>> Begin
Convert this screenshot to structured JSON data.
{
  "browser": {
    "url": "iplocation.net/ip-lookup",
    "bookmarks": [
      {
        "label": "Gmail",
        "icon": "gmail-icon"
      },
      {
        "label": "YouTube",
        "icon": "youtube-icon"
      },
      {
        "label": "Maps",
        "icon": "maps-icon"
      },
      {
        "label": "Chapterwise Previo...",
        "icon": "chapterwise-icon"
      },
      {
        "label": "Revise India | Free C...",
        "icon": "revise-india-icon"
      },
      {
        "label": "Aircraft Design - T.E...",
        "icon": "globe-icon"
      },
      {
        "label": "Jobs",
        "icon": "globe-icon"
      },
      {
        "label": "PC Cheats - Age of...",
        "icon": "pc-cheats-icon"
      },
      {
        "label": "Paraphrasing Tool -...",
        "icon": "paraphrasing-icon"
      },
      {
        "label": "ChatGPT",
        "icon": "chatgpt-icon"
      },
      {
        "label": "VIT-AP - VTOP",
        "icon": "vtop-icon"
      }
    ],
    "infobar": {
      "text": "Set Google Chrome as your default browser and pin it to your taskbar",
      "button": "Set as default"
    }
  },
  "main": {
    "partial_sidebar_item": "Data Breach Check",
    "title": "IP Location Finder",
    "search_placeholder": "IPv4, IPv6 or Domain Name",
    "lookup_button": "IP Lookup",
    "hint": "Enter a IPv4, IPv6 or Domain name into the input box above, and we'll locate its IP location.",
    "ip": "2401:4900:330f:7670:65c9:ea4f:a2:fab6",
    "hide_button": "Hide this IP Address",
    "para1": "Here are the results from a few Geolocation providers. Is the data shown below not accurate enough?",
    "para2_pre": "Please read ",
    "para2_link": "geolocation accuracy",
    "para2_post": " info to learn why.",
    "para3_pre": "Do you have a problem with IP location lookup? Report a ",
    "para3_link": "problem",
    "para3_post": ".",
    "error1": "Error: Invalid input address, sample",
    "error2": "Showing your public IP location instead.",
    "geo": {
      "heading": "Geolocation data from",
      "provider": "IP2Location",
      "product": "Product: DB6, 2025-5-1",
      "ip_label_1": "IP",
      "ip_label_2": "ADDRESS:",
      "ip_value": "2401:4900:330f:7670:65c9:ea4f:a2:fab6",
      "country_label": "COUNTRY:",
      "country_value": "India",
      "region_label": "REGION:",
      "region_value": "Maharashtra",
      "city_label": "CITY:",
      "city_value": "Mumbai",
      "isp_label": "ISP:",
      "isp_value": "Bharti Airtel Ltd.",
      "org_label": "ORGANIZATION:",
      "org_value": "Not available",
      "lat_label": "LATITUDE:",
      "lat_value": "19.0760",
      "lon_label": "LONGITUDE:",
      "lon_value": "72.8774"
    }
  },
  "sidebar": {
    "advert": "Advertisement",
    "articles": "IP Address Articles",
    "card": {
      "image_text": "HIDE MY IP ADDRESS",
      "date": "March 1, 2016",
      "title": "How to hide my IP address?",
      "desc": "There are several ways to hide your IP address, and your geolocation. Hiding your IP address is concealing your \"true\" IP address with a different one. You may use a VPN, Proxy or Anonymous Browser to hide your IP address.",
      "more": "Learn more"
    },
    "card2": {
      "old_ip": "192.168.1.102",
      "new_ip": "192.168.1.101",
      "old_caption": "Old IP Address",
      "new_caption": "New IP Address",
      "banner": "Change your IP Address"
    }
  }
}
>> End
REQUEST:
Gather each line in these records that contains the string "with".

COMPLETED TASK:
    "para3_pre": "Do you have a problem with IP location lookup? Report a ",
      "desc": "There are several ways to hide your IP address, and your geolocation. Hiding your IP address is concealing your \"true\" IP address with a different one. You may use a VPN, Proxy or Anonymous Browser to hide your IP address.",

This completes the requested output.